[STATED TASK] Please report, in full, each line of the entries below that contains the string "wlbo". Matching is case-sensitive.

[INPUT DATA]
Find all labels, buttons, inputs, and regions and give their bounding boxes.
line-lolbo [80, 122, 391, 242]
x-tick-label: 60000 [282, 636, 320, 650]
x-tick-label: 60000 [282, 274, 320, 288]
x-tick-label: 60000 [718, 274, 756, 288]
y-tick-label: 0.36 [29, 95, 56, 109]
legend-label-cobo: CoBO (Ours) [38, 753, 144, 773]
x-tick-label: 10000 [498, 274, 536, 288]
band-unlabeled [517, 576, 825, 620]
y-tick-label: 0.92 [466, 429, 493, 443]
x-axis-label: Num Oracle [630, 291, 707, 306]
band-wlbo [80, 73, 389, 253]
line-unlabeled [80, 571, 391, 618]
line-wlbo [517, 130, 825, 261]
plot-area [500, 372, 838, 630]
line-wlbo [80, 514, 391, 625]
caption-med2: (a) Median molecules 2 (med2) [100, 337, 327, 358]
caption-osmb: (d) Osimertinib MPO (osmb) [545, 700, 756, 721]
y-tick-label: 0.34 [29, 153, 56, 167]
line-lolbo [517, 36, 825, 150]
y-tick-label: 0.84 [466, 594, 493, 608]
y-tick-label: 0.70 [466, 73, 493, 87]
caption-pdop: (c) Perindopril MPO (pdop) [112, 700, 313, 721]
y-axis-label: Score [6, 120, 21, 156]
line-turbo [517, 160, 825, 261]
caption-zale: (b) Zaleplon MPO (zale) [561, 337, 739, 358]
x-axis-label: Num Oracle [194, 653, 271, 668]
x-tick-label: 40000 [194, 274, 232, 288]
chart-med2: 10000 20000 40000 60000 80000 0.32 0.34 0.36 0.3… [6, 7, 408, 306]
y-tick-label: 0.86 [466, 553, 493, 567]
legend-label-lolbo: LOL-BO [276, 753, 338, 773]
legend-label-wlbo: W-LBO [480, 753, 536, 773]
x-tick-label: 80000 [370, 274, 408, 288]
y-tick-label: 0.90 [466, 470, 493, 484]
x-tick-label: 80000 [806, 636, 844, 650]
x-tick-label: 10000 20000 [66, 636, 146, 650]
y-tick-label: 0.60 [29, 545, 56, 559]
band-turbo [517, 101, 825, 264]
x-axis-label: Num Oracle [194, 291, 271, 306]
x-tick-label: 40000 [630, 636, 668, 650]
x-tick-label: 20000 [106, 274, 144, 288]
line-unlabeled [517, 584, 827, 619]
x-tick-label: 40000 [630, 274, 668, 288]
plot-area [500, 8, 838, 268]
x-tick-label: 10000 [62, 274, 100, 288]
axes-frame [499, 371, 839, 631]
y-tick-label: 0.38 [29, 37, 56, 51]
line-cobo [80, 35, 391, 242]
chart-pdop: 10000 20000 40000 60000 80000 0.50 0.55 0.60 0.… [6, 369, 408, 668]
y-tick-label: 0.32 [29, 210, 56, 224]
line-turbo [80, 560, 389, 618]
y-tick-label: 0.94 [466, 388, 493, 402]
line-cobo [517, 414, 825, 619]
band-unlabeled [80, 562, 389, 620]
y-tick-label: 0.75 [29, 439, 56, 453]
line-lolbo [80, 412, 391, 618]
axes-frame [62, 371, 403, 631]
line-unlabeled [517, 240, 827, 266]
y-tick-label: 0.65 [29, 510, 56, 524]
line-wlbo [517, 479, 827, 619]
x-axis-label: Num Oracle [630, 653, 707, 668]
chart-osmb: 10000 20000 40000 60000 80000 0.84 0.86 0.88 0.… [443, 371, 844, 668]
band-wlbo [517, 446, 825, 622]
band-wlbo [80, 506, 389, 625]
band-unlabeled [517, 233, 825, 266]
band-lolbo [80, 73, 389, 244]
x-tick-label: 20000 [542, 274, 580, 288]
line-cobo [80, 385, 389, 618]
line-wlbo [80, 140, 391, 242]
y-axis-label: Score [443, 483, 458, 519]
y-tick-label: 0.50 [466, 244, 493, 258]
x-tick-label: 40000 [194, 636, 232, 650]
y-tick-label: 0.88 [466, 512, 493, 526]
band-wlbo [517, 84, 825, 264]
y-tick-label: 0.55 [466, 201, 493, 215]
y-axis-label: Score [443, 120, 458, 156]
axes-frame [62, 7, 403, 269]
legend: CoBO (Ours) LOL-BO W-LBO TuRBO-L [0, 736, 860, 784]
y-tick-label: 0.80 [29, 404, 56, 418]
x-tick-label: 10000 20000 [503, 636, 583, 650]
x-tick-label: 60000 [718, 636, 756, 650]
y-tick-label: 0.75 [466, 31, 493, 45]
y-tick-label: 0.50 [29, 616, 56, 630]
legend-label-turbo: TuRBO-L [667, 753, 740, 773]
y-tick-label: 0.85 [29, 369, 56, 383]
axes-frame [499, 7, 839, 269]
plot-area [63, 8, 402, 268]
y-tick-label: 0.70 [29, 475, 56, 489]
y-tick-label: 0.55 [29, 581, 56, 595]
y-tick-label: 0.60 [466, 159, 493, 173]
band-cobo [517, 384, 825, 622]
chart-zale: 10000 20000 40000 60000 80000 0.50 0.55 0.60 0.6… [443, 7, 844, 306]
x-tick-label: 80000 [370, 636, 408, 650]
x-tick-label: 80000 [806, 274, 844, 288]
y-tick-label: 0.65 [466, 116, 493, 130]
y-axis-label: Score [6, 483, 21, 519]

[CORRECT ANSWER]
band-wlbo [80, 73, 389, 253]
line-wlbo [517, 130, 825, 261]
line-wlbo [80, 514, 391, 625]
legend-label-wlbo: W-LBO [480, 753, 536, 773]
line-wlbo [517, 479, 827, 619]
band-wlbo [517, 446, 825, 622]
band-wlbo [80, 506, 389, 625]
line-wlbo [80, 140, 391, 242]
band-wlbo [517, 84, 825, 264]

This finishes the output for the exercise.